Exercise prompt ::
Tally the lines below that contain the word "Grapyak", and give only that number.
* Begin Input rows *
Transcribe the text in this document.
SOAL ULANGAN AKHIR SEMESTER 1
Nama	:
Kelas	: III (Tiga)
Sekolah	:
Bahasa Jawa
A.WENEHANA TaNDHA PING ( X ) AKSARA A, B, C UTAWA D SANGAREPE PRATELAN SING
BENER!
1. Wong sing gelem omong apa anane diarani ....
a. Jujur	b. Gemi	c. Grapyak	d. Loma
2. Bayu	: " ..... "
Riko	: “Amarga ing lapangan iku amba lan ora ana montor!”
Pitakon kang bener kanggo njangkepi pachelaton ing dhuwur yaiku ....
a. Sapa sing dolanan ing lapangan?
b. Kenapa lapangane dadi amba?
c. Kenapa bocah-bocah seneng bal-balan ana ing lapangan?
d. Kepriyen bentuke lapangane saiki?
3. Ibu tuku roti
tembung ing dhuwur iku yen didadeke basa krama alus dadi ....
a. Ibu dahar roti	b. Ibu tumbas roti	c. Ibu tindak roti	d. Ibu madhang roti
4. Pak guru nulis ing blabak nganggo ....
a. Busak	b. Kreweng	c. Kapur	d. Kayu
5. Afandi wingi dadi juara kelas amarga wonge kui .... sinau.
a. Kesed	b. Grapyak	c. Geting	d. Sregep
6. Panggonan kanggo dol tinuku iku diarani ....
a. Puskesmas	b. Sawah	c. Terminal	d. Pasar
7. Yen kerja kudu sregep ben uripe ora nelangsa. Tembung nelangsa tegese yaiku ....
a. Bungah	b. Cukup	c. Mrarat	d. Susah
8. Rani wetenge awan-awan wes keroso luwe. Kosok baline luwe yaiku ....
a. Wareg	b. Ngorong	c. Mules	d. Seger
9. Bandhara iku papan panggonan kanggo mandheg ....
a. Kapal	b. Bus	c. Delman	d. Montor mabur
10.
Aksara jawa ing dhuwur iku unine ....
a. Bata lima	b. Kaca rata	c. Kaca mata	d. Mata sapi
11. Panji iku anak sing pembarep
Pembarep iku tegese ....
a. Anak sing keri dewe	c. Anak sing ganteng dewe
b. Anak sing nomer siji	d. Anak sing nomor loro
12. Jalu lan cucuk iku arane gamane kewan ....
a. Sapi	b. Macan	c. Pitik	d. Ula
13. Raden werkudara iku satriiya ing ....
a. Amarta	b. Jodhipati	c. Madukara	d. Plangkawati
* End Input rows *
Exercise output ::
2